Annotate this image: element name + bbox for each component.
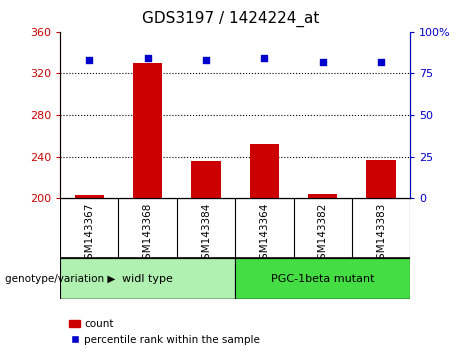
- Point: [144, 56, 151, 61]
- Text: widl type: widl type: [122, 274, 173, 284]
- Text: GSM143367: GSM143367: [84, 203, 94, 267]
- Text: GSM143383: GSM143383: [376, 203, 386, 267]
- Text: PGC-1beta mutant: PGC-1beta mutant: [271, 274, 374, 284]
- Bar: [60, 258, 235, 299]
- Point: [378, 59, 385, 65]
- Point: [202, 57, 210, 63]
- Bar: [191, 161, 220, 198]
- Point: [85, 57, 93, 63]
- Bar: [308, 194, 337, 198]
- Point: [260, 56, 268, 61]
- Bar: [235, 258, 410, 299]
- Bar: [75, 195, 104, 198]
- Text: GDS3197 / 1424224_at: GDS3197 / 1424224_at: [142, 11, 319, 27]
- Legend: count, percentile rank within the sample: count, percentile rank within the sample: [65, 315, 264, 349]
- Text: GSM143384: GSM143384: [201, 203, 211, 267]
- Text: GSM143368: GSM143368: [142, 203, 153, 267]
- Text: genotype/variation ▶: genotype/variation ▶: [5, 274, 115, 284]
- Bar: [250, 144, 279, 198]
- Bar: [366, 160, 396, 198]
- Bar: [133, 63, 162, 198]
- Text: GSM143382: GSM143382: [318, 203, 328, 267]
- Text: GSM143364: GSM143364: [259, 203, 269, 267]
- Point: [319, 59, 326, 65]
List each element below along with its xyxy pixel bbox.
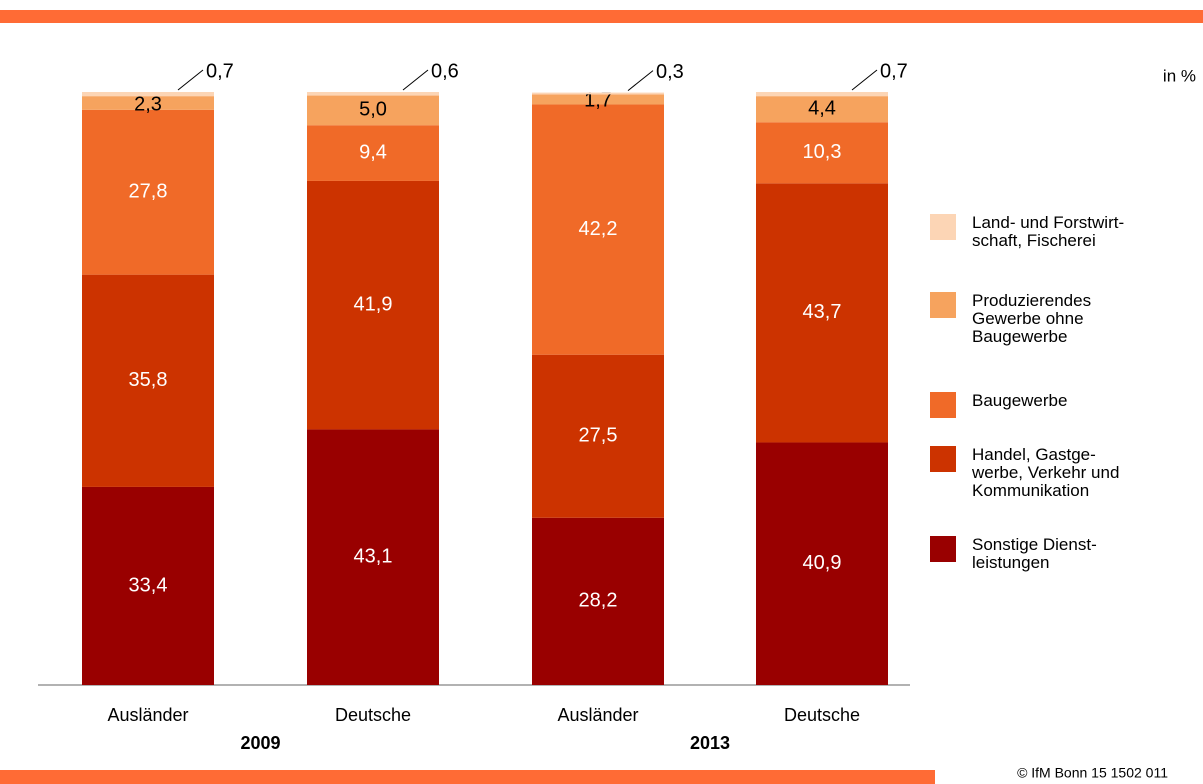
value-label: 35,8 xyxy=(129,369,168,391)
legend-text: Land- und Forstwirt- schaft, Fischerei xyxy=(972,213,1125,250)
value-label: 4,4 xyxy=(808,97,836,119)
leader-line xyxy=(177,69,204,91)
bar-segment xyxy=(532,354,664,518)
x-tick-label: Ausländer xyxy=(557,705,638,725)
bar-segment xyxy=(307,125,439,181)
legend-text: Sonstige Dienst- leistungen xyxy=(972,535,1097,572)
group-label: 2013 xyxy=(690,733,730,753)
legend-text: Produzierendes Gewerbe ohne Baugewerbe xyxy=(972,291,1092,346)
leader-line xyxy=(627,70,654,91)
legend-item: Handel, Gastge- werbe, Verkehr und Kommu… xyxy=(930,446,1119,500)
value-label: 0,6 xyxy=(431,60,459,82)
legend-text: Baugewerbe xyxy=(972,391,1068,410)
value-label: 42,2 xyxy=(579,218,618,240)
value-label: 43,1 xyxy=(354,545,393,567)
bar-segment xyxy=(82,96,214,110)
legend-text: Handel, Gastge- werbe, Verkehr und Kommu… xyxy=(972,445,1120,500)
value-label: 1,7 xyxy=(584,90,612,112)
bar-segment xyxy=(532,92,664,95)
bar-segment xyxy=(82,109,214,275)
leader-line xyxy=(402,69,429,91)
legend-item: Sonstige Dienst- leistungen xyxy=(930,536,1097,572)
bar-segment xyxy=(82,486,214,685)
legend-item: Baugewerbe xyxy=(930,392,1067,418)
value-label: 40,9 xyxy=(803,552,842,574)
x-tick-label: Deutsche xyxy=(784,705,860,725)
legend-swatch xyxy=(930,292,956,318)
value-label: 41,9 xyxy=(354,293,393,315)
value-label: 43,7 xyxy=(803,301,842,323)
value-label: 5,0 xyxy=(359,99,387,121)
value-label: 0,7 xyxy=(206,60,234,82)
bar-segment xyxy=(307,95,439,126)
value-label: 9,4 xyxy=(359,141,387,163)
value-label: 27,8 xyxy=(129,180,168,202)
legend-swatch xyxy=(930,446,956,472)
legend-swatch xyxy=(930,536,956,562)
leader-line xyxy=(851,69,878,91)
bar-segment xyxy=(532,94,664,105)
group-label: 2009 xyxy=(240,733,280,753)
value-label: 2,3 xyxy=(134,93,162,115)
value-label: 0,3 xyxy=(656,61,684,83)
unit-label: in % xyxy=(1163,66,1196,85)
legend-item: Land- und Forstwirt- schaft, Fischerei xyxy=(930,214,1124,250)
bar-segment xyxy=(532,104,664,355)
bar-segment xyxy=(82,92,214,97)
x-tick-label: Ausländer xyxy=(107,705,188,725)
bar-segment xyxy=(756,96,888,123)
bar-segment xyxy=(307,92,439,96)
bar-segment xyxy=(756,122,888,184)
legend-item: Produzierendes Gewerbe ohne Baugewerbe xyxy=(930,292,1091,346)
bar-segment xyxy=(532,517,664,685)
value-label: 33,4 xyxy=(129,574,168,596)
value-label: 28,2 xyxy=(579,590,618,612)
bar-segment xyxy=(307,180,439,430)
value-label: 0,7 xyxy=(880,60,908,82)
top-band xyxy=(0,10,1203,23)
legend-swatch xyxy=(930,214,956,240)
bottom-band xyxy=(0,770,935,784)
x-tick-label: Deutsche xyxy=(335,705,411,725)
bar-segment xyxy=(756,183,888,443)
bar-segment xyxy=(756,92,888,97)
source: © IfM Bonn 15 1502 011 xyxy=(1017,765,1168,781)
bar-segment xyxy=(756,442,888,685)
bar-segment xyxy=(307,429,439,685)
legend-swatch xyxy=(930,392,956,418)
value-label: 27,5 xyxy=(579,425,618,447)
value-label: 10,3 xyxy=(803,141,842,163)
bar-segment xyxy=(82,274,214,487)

CHALLENGE
Report how many lines in the rows above contain the string "Handel". Give only the number.

EXPECTED OUTPUT
2